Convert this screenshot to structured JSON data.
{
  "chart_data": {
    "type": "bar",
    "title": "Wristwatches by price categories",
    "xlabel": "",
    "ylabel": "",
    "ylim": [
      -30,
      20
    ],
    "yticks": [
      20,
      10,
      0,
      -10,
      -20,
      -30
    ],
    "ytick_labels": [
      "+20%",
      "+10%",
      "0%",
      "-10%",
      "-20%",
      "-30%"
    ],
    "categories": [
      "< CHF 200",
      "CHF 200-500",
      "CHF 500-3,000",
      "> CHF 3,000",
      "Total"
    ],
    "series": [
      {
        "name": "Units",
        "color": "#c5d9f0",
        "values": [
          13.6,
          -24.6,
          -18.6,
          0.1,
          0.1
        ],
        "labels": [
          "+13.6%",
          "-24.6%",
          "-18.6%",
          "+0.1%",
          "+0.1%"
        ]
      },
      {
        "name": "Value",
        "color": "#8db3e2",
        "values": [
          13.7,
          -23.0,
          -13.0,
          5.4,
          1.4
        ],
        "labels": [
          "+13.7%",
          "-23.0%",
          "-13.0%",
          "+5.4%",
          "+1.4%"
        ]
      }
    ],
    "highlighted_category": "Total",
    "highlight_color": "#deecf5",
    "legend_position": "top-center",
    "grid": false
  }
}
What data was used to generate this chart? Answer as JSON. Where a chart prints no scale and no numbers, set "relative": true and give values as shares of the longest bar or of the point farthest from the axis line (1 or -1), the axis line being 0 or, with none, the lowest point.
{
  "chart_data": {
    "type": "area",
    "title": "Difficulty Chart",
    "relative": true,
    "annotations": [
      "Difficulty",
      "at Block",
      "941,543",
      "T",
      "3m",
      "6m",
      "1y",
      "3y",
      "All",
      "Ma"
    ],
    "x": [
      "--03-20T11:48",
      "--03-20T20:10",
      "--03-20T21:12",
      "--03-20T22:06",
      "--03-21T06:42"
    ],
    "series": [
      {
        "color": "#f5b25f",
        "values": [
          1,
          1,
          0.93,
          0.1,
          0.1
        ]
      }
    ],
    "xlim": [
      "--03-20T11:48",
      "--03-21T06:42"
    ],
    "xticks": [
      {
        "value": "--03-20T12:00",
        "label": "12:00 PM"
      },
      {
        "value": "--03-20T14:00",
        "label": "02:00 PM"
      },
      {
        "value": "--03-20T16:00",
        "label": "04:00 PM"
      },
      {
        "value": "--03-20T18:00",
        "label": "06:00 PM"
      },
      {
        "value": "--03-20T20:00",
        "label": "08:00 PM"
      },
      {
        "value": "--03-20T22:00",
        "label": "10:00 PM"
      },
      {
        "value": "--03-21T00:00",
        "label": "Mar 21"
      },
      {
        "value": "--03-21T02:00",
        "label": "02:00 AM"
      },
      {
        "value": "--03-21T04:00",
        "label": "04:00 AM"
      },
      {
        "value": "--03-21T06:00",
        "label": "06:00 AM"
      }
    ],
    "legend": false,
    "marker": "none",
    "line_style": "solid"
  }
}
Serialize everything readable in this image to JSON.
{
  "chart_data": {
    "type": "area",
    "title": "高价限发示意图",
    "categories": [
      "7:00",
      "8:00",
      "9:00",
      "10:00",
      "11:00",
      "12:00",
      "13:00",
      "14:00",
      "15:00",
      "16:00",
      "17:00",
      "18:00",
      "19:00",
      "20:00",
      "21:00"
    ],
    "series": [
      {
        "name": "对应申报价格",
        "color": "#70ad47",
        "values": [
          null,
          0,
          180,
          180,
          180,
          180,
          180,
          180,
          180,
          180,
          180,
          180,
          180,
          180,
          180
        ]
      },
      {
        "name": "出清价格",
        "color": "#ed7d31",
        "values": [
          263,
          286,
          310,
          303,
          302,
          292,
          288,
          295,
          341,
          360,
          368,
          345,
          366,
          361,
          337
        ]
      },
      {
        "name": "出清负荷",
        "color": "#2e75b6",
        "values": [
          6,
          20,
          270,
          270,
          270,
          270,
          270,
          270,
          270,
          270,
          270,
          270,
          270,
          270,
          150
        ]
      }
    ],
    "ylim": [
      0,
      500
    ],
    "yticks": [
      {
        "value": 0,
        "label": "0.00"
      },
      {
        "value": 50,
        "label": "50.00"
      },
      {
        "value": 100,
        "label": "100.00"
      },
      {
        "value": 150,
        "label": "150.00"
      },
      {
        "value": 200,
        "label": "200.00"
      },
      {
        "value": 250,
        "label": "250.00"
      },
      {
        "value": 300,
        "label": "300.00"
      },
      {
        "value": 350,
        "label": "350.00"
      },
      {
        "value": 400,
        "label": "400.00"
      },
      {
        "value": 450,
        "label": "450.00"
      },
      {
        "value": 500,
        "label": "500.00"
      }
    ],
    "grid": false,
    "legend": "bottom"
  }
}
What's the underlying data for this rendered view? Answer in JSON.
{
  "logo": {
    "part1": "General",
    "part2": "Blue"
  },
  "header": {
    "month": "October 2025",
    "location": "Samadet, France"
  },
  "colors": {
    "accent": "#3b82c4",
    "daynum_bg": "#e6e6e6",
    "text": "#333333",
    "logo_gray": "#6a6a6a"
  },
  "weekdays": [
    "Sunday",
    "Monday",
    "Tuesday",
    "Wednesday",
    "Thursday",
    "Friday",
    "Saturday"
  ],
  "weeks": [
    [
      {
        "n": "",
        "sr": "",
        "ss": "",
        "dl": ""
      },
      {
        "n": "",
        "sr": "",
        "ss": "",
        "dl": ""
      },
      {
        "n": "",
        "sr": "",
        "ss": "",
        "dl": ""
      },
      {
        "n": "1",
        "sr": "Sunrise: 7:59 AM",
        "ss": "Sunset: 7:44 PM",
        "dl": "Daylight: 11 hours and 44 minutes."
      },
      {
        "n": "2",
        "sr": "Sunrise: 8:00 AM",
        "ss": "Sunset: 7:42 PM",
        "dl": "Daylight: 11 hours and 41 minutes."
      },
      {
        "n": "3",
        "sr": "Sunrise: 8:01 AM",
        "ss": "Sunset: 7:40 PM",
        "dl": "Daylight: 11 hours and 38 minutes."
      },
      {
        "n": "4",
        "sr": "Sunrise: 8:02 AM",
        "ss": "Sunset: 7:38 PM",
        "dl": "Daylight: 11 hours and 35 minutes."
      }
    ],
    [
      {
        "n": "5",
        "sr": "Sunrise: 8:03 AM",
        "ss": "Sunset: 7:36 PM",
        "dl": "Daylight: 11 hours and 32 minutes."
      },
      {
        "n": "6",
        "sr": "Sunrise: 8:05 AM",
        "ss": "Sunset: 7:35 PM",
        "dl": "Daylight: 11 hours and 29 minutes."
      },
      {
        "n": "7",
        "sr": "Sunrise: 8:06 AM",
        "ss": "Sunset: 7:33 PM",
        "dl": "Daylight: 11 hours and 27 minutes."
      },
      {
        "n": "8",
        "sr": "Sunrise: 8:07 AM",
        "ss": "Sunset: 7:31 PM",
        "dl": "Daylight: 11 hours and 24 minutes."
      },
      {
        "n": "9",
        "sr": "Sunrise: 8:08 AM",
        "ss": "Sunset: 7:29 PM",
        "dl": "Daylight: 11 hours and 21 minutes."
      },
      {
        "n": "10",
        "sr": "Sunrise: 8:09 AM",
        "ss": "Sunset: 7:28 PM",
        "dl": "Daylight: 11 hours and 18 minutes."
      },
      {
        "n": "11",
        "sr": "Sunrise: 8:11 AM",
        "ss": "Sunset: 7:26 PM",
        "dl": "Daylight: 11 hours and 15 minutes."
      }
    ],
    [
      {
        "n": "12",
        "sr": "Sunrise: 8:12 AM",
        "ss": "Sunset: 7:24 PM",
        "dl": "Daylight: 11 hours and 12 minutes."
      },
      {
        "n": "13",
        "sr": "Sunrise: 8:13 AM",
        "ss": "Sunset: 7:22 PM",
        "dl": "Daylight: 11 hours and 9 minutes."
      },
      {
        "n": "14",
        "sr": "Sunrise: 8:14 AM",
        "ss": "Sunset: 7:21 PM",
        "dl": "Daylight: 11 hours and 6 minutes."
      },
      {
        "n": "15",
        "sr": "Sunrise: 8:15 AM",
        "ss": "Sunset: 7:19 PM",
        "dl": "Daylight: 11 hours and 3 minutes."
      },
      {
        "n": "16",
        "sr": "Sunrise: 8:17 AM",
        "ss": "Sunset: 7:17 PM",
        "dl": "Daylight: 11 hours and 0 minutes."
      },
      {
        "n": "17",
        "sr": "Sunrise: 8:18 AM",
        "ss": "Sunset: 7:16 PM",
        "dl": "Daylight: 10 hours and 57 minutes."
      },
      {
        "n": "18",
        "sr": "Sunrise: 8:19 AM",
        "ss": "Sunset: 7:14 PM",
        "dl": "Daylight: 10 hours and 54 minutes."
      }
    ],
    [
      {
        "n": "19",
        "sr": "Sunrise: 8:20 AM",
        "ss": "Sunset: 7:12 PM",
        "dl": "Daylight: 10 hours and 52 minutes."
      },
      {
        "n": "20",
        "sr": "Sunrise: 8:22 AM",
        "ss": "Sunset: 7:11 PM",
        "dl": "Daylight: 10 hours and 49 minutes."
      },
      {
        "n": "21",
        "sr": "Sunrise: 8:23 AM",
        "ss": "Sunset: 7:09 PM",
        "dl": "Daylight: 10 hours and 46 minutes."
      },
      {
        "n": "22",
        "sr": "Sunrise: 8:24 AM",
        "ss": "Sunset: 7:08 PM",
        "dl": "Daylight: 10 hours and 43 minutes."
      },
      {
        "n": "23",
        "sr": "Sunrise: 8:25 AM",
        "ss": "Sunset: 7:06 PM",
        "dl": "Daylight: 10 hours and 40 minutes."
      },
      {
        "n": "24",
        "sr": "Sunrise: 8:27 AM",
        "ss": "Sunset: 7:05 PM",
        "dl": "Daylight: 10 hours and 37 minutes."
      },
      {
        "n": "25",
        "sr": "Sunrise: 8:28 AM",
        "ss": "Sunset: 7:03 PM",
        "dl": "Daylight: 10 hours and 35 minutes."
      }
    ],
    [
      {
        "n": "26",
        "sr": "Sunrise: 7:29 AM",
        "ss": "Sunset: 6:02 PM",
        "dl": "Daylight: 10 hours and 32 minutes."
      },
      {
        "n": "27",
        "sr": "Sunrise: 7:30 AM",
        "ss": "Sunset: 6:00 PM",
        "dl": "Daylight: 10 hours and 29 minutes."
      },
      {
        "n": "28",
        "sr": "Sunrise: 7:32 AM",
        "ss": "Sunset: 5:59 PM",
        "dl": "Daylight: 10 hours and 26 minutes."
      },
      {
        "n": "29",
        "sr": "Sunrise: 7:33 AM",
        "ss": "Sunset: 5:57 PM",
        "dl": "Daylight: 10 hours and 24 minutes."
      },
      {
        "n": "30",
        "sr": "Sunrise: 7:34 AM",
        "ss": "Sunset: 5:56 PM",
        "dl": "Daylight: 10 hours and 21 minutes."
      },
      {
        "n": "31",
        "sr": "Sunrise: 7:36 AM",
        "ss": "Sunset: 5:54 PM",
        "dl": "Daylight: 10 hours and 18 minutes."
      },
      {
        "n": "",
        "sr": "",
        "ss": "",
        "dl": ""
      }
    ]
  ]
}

**Short task:** Look through the records and gather every line containing "JSON".

**Answer to this problem:**
Convert this screenshot to structured JSON data.
What data was used to generate this chart? Answer as JSON. Where a chart prints no scale and no numbers, set "relative": true and give values as shares of the longest bar or of the point farthest from the axis line (1 or -1), the axis line being 0 or, with none, the lowest point.
Serialize everything readable in this image to JSON.
What's the underlying data for this rendered view? Answer in JSON.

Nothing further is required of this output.